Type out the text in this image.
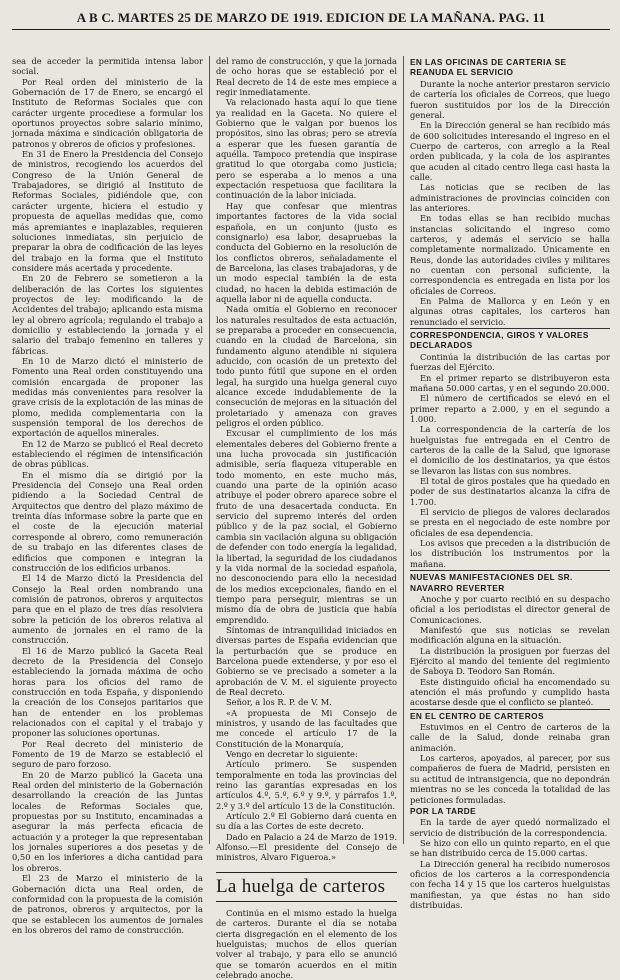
A B C. MARTES 25 DE MARZO DE 1919. EDICION DE LA MAÑANA. PAG. 11

sea de acceder la permitida intensa labor social.

Por Real orden del ministerio de la Gobernación de 17 de Enero, se encargó el Instituto de Reformas Sociales que con carácter urgente procediese a formular los oportunos proyectos sobre salario mínimo, jornada máxima e sindicación obligatoria de patronos y obreros de oficios y profesiones.

En 31 de Enero la Presidencia del Consejo de ministros, recogiendo los acuerdos del Congreso de la Unión General de Trabajadores, se dirigió al Instituto de Reformas Sociales, pidiéndole que, con carácter urgente, hiciera el estudio y propuesta de aquellas medidas que, como más apremiantes e inaplazables, requieren soluciones inmediatas, sin perjuicio de preparar la obra de codificación de las leyes del trabajo en la forma que el Instituto considere más acertada y procedente.

En 20 de Febrero se sometieron a la deliberación de las Cortes los siguientes proyectos de ley: modificando la de Accidentes del trabajo; aplicando esta misma ley al obrero agrícola; regulando el trabajo a domicilio y estableciendo la jornada y el salario del trabajo femenino en talleres y fábricas.

En 10 de Marzo dictó el ministerio de Fomento una Real orden constituyendo una comisión encargada de proponer las medidas más convenientes para resolver la grave crisis de la explotación de las minas de plomo, medida complementaria con la suspensión temporal de los derechos de exportación de aquellos minerales.

En 12 de Marzo se publicó el Real decreto estableciendo el régimen de intensificación de obras públicas.

En el mismo día se dirigió por la Presidencia del Consejo una Real orden pidiendo a la Sociedad Central de Arquitectos que dentro del plazo máximo de treinta días informase sobre la parte que en el coste de la ejecución material corresponde al obrero, como remuneración de su trabajo en las diferentes clases de edificios que componen e integran la construcción de los edificios urbanos.

El 14 de Marzo dictó la Presidencia del Consejo la Real orden nombrando una comisión de patronos, obreros y arquitectos para que en el plazo de tres días resolviera sobre la petición de los obreros relativa al aumento de jornales en el ramo de la construcción.

El 16 de Marzo publicó la Gaceta Real decreto de la Presidencia del Consejo estableciendo la jornada máxima de ocho horas para los oficios del ramo de construcción en toda España, y disponiendo la creación de los Consejos paritarios que han de entender en los problemas relacionados con el capital y el trabajo y proponer las soluciones oportunas.

Por Real decreto del ministerio de Fomento de 19 de Marzo se estableció el seguro de paro forzoso.

En 20 de Marzo publicó la Gaceta una Real orden del ministerio de la Gobernación desarrollando la creación de las Juntas locales de Reformas Sociales que, propuestas por su Instituto, encaminadas a asegurar la más perfecta eficacia de actuación y a proteger la que representaban los jornales superiores a dos pesetas y de 0,50 en los inferiores a dicha cantidad para los obreros.

El 23 de Marzo el ministerio de la Gobernación dicta una Real orden, de conformidad con la propuesta de la comisión de patronos, obreros y arquitectos, por la que se establecen los aumentos de jornales en los obreros del ramo de construcción.

del ramo de construcción, y que la jornada de ocho horas que se estableció por el Real decreto de 14 de este mes empiece a regir inmediatamente.

Va relacionado hasta aquí lo que tiene ya realidad en la Gaceta. No quiere el Gobierno que le valgan por buenos los propósitos, sino las obras; pero se atrevía a esperar que les fuesen garantía de aquélla. Tampoco pretendía que inspirase gratitud lo que otorgaba como justicia; pero se esperaba a lo menos a una expectación respetuosa que facilitara la continuación de la labor iniciada.

Hay que confesar que mientras importantes factores de la vida social española, en un conjunto (justo es consignarlo) esa labor, desapruebas la conducta del Gobierno en la resolución de los conflictos obreros, señaladamente el de Barcelona, las clases trabajadoras, y de un modo especial también la de esta ciudad, no hacen la debida estimación de aquella labor ni de aquella conducta.

Nada omitía el Gobierno en reconocer los naturales resultados de esta actuación, se preparaba a proceder en consecuencia, cuando en la ciudad de Barcelona, sin fundamento alguno atendible ni siquiera aducido, con ocasión de un pretexto del todo punto fútil que supone en el orden legal, ha surgido una huelga general cuyo alcance excede indudablemente de la consecución de mejoras en la situación del proletariado y amenaza con graves peligros el orden público.

Excusar el cumplimiento de los más elementales deberes del Gobierno frente a una lucha provocada sin justificación admisible, sería flaqueza vituperable en todo momento, en este mucho más, cuando una parte de la opinión acaso atribuye el poder obrero aparece sobre el fruto de una desacertada conducta. En servicio del supremo interés del orden público y de la paz social, el Gobierno cambia sin vacilación alguna su obligación de defender con todo energía la legalidad, la libertad, la seguridad de los ciudadanos y la vida normal de la sociedad española, no desconociendo para ello la necesidad de los medios excepcionales, fiando en el tiempo para perseguir, mientras se un mismo día de obra de justicia que había emprendido.

Síntomas de intranquilidad iniciados en diversas partes de España evidencian que la perturbación que se produce en Barcelona puede extenderse, y por eso el Gobierno se ve precisado a someter a la aprobación de V. M. el siguiente proyecto de Real decreto.

Señor, a los R. P. de V. M.

«A propuesta de Mi Consejo de ministros, y usando de las facultades que me concede el artículo 17 de la Constitución de la Monarquía,

Vengo en decretar lo siguiente:

Artículo primero. Se suspenden temporalmente en toda las provincias del reino las garantías expresadas en los artículos 4.º, 5.º, 6.º y 9.º, y párrafos 1.º, 2.º y 3.º del artículo 13 de la Constitución.

Artículo 2.º El Gobierno dará cuenta en su día a las Cortes de este decreto.

Dado en Palacio a 24 de Marzo de 1919. Alfonso.—El presidente del Consejo de ministros, Alvaro Figueroa.»

La huelga de carteros

Continúa en el mismo estado la huelga de carteros. Durante el día se notaba cierta disgregación en el elemento de los huelguistas; muchos de ellos querían volver al trabajo, y para ello se anunció que se tomarón acuerdos en el mitin celebrado anoche.

EN LAS OFICINAS DE CARTERIA SE REANUDA EL SERVICIO

Durante la noche anterior prestaron servicio de cartería los oficiales de Correos, que luego fueron sustituidos por los de la Dirección general.

En la Dirección general se han recibido más de 600 solicitudes interesando el ingreso en el Cuerpo de carteros, con arreglo a la Real orden publicada, y la cola de los aspirantes que acuden al citado centro llega casi hasta la calle.

Las noticias que se reciben de las administraciones de provincias coinciden con las anteriores.

En todas ellas se han recibido muchas instancias solicitando el ingreso como carteros, y además el servicio se halla completamente normalizado. Únicamente en Reus, donde las autoridades civiles y militares no cuentan con personal suficiente, la correspondencia es entregada en lista por los oficiales de Correos.

En Palma de Mallorca y en León y en algunas otras capitales, los carteros han renunciado el servicio.

CORRESPONDENCIA, GIROS Y VALORES DECLARADOS

Continúa la distribución de las cartas por fuerzas del Ejército.

En el primer reparto se distribuyeron esta mañana 50.000 cartas, y en el segundo 20.000.

El número de certificados se elevó en el primer reparto a 2.000, y en el segundo a 1.000.

La correspondencia de la cartería de los huelguistas fue entregada en el Centro de carteros de la calle de la Salud, que ignorase el domicilio de los destinatarios, ya que éstos se llevaron las listas con sus nombres.

El total de giros postales que ha quedado en poder de sus destinatarios alcanza la cifra de 1.700.

El servicio de pliegos de valores declarados se presta en el negociado de este nombre por oficiales de esa dependencia.

Los avisos que preceden a la distribución de los distribución los instrumentos por la mañana.

NUEVAS MANIFESTACIONES DEL SR. NAVARRO REVERTER

Anoche y por cuarto recibió en su despacho oficial a los periodistas el director general de Comunicaciones.

Manifestó que sus noticias se revelan modificación alguna en la situación.

La distribución la prosiguen por fuerzas del Ejército al mando del teniente del regimiento de Saboya D. Teodoro San Román.

Este distinguido oficial ha encomendado su atención el más profundo y cumplido hasta acostarse desde que el conflicto se planteó.

EN EL CENTRO DE CARTEROS

Estuvimos en el Centro de carteros de la calle de la Salud, donde reinaba gran animación.

Los carteros, apoyados, al parecer, por sus compañeros de fuera de Madrid, persisten en su actitud de intransigencia, que no depondrán mientras no se les conceda la totalidad de las peticiones formuladas.

POR LA TARDE

En la tarde de ayer quedó normalizado el servicio de distribución de la correspondencia.

Se hizo con ello un quinto reparto, en el que se han distribuido cerca de 15.000 cartas.

La Dirección general ha recibido numerosos oficios de los carteros a la correspondencia con fecha 14 y 15 que los carteros huelguistas manifiestan, ya que éstas no han sido distribuidas.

◆ AIM ◆
What is the number of lines in this listing that contain the word "fuerzas"? Answer with that number and nothing else.

◆ EXERCISE OUTPUT ◆
2